Nota a Trib. Milano, Sez. VI, 31 gennaio 2023, n. 778.
Segnalazione a cura dell'Avv. Matteo di Pumpo.
In via preliminare, il Tribunale di Milano osserva che il valore di un derivato dipende da quello dell’attività sottostante, essendo, pur tuttavia, solo alla scadenza che questo possa essere pienamente spiegato per effetto del prezzo del sottostante; ciò in quanto durante la vita dello stesso variabili quali tempo residuo, volatilità e livello del tasso di interesse influiscono sulla sua quotazione.
Nel caso di specie, il derivato costituisce uno strumento “over the counter”: tale caratteristica incide fortemente sulla valutazione, non potendo la stessa desumersi dall’esame di altre operazioni correnti di mercato relative allo stesso strumento finanziario. Il valore del derivato è dato, in questo caso, dal mark to market, inteso come la sommatoria attualizzata dei differenziali futuri attesi sulla base delle condizioni dell’indice di riferimento al momento della sua quantificazione. Tale valutazione necessita di essere sviluppata attraverso un procedimento matematico, che attualizzi quello che, in base allo scenario economico, appare essere il prevedibile svolgimento del rapporto. A tale scopo peraltro è indubbio che sussistano plurime formule matematiche, data la complessità della valutazione. Se pure, in relazione a derivati più semplici, possa presumersi una formula standard, tale argomento non pare davvero di plausibile adozione, perché integra in fondo nient’altro che un rinvio agli usi, del quale si è fatta (tarda) giustizia solo con il D.lgs. n. 385/1993. D’altro canto, anche minimi variazioni di una presunta formula base possono avere importanti ripercussioni, a seconda del valore del capitale di riferimento. Ne discende che non si possa certo affermare che sia bastevole una formula standard, ove poi quest’ultima possa determinare, a seconda della sua concreta delineazione, diverse prestazioni.

────────

◆ Il tuo obiettivo:
Dal testo qui sopra sul valore dei derivati estrai, senza alcuna modifica, il tratto che va da "Nota a Trib." fino a "sulla sua quotazione.".

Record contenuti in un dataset
────────

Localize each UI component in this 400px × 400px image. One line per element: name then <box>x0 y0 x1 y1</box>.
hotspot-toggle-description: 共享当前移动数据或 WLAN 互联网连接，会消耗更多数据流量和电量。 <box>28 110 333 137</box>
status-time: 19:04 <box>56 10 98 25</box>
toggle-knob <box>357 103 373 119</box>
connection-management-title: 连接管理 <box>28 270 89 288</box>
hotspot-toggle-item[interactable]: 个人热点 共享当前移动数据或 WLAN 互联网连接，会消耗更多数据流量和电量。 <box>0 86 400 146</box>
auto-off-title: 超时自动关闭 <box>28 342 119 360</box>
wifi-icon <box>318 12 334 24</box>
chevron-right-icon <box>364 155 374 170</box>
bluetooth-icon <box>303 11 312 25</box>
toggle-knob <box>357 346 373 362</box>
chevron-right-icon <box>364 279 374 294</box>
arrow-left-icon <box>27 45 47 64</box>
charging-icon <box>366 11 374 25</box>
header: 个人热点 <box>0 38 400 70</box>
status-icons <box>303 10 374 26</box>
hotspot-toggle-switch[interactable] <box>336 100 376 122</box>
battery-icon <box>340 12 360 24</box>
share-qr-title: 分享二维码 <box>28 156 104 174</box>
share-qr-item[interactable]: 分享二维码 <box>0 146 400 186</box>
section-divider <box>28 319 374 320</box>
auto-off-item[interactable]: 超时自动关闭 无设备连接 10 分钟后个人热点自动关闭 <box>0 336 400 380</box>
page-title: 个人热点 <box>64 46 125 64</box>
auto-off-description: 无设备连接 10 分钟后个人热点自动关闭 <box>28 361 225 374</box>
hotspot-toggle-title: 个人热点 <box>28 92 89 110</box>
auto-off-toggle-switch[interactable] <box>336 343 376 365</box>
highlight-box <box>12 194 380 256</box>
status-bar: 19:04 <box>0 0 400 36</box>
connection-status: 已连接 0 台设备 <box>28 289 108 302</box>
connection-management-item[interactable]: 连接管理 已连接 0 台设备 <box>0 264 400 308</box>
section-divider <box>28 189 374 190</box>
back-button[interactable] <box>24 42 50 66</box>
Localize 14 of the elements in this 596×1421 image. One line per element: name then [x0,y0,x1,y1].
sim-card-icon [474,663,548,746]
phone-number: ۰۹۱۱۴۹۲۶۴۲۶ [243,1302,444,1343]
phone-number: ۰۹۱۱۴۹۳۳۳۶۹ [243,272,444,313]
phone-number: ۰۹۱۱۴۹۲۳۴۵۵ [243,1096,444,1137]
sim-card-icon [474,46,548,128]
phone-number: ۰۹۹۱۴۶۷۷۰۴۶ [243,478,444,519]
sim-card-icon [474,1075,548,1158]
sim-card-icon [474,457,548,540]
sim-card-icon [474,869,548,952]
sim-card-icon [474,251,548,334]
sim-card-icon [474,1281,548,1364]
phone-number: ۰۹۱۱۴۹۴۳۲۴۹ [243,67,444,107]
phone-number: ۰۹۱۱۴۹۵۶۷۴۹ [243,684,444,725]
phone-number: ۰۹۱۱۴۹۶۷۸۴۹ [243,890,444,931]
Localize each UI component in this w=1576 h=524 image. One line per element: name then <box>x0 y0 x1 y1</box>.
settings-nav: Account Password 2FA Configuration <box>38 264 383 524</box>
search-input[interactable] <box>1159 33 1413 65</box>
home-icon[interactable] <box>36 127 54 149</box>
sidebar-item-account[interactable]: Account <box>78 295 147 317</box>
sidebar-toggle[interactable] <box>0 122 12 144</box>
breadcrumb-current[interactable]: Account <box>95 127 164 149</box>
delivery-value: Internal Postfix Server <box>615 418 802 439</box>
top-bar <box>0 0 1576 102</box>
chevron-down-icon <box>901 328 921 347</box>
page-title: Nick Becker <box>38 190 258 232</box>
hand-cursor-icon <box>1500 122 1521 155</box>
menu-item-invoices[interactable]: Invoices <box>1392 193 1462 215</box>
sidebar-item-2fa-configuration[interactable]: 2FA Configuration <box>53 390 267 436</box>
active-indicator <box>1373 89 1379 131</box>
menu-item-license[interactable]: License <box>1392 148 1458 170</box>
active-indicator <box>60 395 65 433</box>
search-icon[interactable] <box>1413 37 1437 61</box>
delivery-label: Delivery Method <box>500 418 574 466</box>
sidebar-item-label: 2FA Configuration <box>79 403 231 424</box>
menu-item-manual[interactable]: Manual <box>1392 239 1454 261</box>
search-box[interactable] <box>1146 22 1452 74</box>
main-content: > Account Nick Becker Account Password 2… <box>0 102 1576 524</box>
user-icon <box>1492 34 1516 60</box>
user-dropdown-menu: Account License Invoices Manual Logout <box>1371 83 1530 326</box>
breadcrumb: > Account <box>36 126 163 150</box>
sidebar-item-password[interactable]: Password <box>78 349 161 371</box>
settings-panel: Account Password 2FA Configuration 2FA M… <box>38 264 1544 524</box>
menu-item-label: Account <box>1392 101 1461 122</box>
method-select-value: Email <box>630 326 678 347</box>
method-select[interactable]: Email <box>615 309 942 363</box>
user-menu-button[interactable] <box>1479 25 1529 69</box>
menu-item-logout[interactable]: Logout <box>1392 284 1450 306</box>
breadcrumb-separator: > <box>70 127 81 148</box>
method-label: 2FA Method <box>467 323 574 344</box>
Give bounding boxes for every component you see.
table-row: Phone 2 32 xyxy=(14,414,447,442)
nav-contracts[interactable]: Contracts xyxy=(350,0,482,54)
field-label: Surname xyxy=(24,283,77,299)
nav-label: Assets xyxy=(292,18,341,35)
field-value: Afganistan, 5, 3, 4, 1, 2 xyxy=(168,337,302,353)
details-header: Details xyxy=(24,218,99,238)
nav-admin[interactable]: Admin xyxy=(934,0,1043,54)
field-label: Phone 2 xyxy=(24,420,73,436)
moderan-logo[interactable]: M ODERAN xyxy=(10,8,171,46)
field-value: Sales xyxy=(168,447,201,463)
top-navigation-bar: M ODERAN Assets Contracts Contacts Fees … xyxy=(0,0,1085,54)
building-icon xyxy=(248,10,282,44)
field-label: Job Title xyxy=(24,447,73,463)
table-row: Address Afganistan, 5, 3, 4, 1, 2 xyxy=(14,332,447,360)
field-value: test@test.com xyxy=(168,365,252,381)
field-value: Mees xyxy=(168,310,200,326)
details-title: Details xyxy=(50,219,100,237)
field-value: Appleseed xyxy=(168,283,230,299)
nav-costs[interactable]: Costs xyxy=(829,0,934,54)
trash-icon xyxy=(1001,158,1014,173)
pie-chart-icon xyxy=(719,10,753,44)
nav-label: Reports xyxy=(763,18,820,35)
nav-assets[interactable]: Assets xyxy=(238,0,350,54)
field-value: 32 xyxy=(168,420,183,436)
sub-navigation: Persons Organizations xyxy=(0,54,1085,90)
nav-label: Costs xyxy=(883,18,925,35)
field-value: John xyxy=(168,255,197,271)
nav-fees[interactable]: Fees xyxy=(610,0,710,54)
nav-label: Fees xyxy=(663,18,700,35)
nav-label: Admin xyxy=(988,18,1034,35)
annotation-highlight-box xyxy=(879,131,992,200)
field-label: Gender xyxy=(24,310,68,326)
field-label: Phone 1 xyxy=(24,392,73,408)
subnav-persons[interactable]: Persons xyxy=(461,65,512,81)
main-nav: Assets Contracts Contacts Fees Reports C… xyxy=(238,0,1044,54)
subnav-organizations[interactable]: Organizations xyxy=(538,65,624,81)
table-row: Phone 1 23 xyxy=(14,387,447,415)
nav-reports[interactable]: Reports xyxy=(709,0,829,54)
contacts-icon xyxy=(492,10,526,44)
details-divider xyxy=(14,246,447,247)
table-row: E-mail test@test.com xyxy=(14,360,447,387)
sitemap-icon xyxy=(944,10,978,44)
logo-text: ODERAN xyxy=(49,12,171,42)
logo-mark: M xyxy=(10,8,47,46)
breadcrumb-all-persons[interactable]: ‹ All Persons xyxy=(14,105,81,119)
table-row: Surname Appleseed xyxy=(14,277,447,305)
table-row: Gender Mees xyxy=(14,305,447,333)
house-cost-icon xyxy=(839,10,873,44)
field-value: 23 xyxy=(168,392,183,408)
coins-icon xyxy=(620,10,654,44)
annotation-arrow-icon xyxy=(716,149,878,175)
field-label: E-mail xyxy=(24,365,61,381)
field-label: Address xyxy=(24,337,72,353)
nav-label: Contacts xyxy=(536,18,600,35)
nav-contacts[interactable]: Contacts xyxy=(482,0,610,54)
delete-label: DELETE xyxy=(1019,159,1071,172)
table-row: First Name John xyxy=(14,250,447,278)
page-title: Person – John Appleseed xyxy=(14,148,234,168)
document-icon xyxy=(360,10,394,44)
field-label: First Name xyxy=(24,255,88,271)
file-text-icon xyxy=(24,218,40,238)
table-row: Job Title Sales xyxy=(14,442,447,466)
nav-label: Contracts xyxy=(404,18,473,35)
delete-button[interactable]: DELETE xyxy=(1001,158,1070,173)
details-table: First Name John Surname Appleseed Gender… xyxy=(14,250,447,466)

────────

◆ Esercizio svolto:
Nota a Trib. Milano, Sez. VI, 31 gennaio 2023, n. 778.
Segnalazione a cura dell'Avv. Matteo di Pumpo.
In via preliminare, il Tribunale di Milano osserva che il valore di un derivato dipende da quello dell’attività sottostante, essendo, pur tuttavia, solo alla scadenza che questo possa essere pienamente spiegato per effetto del prezzo del sottostante; ciò in quanto durante la vita dello stesso variabili quali tempo residuo, volatilità e livello del tasso di interesse influiscono sulla sua quotazione.